• **Exercise directions**:
Go through the material and tally the lines containing the string "Anomalies". Give the total alone.

[Excerpts from a figure dataset]
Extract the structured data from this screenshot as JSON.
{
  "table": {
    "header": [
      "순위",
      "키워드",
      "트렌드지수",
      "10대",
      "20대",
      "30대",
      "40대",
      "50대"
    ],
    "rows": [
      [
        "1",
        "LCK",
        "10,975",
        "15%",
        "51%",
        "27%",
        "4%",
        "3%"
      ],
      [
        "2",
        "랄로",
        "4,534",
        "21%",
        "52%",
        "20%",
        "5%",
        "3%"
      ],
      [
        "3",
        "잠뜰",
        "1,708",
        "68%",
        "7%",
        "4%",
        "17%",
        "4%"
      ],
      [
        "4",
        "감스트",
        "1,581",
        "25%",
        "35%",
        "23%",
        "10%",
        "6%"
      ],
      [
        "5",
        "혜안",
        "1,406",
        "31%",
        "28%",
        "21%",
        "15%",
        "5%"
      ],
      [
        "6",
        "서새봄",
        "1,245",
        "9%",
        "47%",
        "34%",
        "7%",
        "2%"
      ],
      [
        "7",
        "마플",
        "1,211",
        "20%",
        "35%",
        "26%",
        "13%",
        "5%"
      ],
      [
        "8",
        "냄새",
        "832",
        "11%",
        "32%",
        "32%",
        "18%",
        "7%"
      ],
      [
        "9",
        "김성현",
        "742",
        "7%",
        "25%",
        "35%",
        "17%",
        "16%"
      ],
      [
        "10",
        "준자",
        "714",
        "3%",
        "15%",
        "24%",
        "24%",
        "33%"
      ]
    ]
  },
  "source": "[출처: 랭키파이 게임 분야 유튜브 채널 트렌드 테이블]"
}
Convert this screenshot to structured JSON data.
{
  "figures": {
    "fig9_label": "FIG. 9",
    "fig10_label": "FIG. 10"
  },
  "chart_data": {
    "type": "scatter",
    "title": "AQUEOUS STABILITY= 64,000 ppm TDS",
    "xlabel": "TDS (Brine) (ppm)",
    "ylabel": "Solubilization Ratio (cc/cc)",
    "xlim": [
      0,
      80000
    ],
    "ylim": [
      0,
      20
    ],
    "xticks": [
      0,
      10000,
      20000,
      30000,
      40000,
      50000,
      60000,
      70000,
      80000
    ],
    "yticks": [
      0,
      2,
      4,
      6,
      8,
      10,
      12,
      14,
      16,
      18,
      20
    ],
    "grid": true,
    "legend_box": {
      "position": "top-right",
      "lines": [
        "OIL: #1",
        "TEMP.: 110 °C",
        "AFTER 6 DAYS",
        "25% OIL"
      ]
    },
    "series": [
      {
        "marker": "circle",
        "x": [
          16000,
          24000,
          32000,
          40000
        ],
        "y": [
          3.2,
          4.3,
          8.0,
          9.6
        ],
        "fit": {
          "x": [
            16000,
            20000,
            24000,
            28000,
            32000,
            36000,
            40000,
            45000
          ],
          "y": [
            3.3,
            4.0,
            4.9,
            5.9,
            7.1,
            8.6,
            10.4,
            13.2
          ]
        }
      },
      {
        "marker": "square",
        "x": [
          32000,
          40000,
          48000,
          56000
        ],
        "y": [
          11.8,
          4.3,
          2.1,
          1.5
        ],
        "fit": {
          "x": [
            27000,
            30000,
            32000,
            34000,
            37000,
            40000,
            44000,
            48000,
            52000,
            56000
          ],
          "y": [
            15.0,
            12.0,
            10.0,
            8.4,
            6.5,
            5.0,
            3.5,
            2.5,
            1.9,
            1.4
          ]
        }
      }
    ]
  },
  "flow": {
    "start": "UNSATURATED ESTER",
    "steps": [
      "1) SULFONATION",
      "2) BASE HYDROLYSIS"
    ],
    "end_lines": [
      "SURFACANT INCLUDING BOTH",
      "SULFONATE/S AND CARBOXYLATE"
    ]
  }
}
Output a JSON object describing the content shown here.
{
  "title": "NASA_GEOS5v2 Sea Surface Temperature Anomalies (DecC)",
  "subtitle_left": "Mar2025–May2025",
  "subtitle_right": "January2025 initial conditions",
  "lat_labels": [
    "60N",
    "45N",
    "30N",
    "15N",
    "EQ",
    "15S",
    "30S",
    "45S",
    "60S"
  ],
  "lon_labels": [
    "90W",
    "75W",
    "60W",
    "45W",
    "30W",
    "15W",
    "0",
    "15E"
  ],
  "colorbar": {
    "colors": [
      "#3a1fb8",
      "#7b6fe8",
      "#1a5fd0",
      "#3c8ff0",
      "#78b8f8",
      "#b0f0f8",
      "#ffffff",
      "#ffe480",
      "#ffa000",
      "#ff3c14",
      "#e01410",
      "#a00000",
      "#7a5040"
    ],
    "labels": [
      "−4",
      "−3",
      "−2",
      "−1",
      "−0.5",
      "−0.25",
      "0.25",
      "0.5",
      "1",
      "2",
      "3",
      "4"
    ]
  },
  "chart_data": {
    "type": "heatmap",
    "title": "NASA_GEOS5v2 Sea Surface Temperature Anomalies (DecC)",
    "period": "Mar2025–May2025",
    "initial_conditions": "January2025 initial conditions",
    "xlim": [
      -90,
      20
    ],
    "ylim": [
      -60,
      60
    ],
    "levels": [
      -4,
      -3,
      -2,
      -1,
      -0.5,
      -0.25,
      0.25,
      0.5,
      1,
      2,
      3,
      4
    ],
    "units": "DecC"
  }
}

• **The result**:
2